YOUR GOAL -
Give back every line exactly as it appears, pictures excluded.

MATERIAL FOR THIS TASK -
-- BEGIN --

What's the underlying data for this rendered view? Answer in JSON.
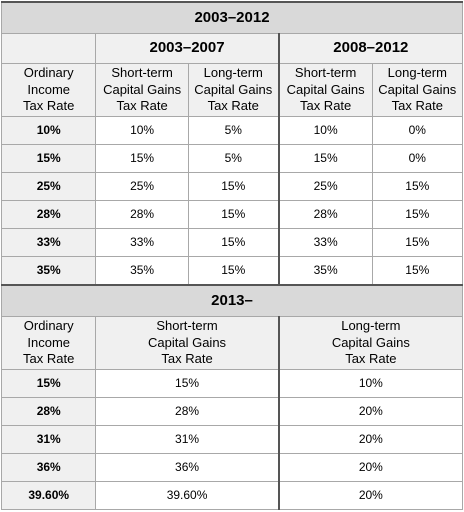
{
  "table_2003": {
    "title": "2003–2012",
    "period_a": "2003–2007",
    "period_b": "2008–2012",
    "col_headers": {
      "ordinary": [
        "Ordinary",
        "Income",
        "Tax Rate"
      ],
      "short": [
        "Short-term",
        "Capital Gains",
        "Tax Rate"
      ],
      "long": [
        "Long-term",
        "Capital Gains",
        "Tax Rate"
      ]
    },
    "rows": [
      {
        "rate": "10%",
        "a_short": "10%",
        "a_long": "5%",
        "b_short": "10%",
        "b_long": "0%"
      },
      {
        "rate": "15%",
        "a_short": "15%",
        "a_long": "5%",
        "b_short": "15%",
        "b_long": "0%"
      },
      {
        "rate": "25%",
        "a_short": "25%",
        "a_long": "15%",
        "b_short": "25%",
        "b_long": "15%"
      },
      {
        "rate": "28%",
        "a_short": "28%",
        "a_long": "15%",
        "b_short": "28%",
        "b_long": "15%"
      },
      {
        "rate": "33%",
        "a_short": "33%",
        "a_long": "15%",
        "b_short": "33%",
        "b_long": "15%"
      },
      {
        "rate": "35%",
        "a_short": "35%",
        "a_long": "15%",
        "b_short": "35%",
        "b_long": "15%"
      }
    ]
  },
  "table_2013": {
    "title": "2013–",
    "col_headers": {
      "ordinary": [
        "Ordinary",
        "Income",
        "Tax Rate"
      ],
      "short": [
        "Short-term",
        "Capital Gains",
        "Tax Rate"
      ],
      "long": [
        "Long-term",
        "Capital Gains",
        "Tax Rate"
      ]
    },
    "rows": [
      {
        "rate": "15%",
        "short": "15%",
        "long": "10%"
      },
      {
        "rate": "28%",
        "short": "28%",
        "long": "20%"
      },
      {
        "rate": "31%",
        "short": "31%",
        "long": "20%"
      },
      {
        "rate": "36%",
        "short": "36%",
        "long": "20%"
      },
      {
        "rate": "39.60%",
        "short": "39.60%",
        "long": "20%"
      }
    ]
  }
}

-- END --

FINAL RESULT -
What's the underlying data for this rendered view? Answer in JSON.
{
  "table_2003": {
    "title": "2003–2012",
    "period_a": "2003–2007",
    "period_b": "2008–2012",
    "col_headers": {
      "ordinary": [
        "Ordinary",
        "Income",
        "Tax Rate"
      ],
      "short": [
        "Short-term",
        "Capital Gains",
        "Tax Rate"
      ],
      "long": [
        "Long-term",
        "Capital Gains",
        "Tax Rate"
      ]
    },
    "rows": [
      {
        "rate": "10%",
        "a_short": "10%",
        "a_long": "5%",
        "b_short": "10%",
        "b_long": "0%"
      },
      {
        "rate": "15%",
        "a_short": "15%",
        "a_long": "5%",
        "b_short": "15%",
        "b_long": "0%"
      },
      {
        "rate": "25%",
        "a_short": "25%",
        "a_long": "15%",
        "b_short": "25%",
        "b_long": "15%"
      },
      {
        "rate": "28%",
        "a_short": "28%",
        "a_long": "15%",
        "b_short": "28%",
        "b_long": "15%"
      },
      {
        "rate": "33%",
        "a_short": "33%",
        "a_long": "15%",
        "b_short": "33%",
        "b_long": "15%"
      },
      {
        "rate": "35%",
        "a_short": "35%",
        "a_long": "15%",
        "b_short": "35%",
        "b_long": "15%"
      }
    ]
  },
  "table_2013": {
    "title": "2013–",
    "col_headers": {
      "ordinary": [
        "Ordinary",
        "Income",
        "Tax Rate"
      ],
      "short": [
        "Short-term",
        "Capital Gains",
        "Tax Rate"
      ],
      "long": [
        "Long-term",
        "Capital Gains",
        "Tax Rate"
      ]
    },
    "rows": [
      {
        "rate": "15%",
        "short": "15%",
        "long": "10%"
      },
      {
        "rate": "28%",
        "short": "28%",
        "long": "20%"
      },
      {
        "rate": "31%",
        "short": "31%",
        "long": "20%"
      },
      {
        "rate": "36%",
        "short": "36%",
        "long": "20%"
      },
      {
        "rate": "39.60%",
        "short": "39.60%",
        "long": "20%"
      }
    ]
  }
}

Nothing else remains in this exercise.